WHAT IS REQUIRED:
In the entries below, find every line with "Golf" and copy it.

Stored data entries
'''

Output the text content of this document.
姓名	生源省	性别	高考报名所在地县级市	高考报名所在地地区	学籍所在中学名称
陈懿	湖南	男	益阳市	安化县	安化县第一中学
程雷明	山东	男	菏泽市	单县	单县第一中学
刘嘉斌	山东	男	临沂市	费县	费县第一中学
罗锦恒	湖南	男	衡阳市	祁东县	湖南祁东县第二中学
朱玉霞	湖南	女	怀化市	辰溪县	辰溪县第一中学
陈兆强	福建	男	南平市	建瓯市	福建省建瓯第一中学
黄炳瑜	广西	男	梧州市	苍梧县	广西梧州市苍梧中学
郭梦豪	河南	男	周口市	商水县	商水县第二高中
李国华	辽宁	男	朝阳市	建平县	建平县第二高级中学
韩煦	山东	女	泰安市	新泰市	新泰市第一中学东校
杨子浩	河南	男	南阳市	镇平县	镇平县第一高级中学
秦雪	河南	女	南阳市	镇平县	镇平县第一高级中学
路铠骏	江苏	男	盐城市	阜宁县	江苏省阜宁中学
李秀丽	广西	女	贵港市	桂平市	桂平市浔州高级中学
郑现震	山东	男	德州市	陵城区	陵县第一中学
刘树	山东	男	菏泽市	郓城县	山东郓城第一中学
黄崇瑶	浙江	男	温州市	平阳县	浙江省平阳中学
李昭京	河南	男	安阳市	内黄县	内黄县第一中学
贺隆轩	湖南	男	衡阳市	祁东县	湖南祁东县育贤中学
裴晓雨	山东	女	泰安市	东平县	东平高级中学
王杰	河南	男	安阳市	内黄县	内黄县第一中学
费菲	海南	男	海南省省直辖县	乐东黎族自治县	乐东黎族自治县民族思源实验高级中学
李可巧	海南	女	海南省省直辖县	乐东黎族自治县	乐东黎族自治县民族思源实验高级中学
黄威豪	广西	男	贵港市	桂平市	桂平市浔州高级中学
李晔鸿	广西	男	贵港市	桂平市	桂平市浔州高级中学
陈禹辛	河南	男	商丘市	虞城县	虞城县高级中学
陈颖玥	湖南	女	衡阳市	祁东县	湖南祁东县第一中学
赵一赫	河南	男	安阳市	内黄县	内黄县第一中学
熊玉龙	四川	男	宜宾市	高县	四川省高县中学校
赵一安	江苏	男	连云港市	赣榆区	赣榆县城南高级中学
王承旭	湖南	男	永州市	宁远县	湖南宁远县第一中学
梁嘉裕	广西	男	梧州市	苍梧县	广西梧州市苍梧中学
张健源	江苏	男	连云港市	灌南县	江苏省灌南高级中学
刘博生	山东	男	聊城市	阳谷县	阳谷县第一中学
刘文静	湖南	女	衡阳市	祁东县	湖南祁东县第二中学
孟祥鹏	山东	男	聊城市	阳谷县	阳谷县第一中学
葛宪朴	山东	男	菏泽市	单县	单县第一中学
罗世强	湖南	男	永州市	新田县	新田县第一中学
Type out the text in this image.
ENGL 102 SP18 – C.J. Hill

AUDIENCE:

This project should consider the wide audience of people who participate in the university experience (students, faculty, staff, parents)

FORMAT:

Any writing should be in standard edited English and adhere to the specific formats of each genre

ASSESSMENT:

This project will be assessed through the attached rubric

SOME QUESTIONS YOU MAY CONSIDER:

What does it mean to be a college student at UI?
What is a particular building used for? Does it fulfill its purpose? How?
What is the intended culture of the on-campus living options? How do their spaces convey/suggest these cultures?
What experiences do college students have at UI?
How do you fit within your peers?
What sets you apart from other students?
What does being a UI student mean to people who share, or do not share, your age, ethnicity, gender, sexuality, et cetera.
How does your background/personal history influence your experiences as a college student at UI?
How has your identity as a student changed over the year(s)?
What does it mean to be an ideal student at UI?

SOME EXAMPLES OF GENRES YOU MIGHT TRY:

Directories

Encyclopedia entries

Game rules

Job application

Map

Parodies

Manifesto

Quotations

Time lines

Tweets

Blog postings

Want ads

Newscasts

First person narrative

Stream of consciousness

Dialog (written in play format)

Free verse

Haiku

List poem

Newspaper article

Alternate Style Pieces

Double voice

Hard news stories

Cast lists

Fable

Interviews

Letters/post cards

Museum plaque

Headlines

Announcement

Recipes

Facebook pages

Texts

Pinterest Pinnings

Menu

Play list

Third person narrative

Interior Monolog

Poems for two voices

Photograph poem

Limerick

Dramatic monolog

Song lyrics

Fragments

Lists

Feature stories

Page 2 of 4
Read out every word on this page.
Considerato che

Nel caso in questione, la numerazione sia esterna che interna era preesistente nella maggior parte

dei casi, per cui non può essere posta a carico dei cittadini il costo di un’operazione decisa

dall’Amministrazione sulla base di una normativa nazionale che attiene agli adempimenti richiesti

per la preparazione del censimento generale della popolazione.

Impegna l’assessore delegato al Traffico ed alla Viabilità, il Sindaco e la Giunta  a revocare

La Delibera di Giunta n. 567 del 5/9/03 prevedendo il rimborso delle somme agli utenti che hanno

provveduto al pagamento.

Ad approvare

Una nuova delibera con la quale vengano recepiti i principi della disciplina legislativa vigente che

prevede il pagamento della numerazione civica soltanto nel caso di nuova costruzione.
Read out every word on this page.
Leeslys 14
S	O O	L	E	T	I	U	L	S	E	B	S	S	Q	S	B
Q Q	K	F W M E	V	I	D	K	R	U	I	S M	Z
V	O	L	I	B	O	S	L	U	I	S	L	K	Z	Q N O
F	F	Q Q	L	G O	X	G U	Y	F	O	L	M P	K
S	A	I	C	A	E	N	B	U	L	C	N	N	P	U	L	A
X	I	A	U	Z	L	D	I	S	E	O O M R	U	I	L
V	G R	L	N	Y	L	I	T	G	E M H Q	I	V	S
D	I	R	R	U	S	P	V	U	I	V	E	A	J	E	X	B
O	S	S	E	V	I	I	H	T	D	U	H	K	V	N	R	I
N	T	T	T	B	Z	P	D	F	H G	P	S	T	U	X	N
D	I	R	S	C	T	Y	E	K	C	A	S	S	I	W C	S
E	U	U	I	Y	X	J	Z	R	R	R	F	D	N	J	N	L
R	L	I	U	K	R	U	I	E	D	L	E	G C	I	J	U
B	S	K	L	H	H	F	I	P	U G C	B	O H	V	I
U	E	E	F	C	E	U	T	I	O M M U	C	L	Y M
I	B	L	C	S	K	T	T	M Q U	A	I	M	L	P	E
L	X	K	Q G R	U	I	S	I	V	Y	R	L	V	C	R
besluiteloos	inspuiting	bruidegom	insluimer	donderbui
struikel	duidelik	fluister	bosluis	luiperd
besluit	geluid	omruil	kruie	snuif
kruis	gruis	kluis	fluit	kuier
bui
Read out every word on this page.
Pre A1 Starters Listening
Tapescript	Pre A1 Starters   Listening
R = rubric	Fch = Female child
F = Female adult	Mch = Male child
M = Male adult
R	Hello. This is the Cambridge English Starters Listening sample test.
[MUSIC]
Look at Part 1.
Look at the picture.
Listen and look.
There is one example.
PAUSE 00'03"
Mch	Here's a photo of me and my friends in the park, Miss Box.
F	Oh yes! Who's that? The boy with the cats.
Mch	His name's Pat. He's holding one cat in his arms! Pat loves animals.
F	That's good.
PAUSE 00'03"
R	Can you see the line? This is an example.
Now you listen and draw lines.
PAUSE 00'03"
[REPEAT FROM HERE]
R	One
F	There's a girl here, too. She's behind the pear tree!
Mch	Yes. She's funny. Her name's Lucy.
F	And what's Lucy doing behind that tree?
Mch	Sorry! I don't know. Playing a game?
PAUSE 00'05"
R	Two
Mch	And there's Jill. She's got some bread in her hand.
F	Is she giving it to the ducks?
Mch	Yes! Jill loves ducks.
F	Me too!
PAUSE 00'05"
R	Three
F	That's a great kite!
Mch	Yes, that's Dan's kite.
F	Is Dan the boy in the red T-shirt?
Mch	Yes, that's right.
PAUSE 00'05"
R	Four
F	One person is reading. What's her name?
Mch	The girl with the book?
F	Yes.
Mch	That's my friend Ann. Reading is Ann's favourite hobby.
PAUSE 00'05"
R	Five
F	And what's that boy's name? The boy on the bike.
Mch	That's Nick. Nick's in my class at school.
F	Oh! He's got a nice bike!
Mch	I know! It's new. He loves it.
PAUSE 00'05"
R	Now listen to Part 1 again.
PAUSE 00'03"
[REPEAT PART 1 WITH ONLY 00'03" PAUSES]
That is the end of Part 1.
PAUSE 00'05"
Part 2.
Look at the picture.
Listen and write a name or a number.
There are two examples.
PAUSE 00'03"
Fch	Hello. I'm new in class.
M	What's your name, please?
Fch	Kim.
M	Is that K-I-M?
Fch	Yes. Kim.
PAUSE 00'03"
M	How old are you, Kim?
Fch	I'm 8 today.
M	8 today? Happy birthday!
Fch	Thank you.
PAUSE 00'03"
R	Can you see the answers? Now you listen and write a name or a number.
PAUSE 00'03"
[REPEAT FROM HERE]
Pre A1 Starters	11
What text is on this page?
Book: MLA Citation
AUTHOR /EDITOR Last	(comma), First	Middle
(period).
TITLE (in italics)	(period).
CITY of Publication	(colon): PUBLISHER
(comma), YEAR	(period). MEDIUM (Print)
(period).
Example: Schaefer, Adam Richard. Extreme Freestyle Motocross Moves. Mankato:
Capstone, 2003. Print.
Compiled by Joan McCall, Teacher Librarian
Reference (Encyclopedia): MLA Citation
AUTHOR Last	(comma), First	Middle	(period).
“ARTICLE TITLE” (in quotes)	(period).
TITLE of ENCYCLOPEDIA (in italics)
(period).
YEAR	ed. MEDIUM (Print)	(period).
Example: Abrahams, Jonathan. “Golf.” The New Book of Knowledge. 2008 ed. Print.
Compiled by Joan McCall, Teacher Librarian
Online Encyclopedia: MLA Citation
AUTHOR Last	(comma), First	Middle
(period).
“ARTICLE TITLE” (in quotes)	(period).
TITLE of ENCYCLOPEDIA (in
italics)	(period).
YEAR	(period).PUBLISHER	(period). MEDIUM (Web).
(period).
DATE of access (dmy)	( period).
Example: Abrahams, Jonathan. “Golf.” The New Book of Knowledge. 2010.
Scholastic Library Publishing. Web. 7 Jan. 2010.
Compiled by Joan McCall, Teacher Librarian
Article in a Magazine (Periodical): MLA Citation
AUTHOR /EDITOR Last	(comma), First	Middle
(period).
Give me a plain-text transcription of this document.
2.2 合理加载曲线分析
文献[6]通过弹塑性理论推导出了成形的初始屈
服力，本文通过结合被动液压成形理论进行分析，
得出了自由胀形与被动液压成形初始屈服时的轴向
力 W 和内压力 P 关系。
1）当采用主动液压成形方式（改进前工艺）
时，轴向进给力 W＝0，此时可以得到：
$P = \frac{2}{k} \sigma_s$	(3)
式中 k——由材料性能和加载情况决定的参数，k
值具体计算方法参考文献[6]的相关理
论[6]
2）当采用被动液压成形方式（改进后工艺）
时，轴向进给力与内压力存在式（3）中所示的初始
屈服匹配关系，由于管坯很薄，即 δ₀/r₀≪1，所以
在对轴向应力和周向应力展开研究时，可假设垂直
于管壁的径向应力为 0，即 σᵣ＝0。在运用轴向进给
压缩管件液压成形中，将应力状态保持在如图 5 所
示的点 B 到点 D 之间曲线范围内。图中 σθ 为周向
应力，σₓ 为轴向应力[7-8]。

'''

ANSWER FOR THE TASK:
Example: Abrahams, Jonathan. “Golf.” The New Book of Knowledge. 2008 ed. Print.
Example: Abrahams, Jonathan. “Golf.” The New Book of Knowledge. 2010.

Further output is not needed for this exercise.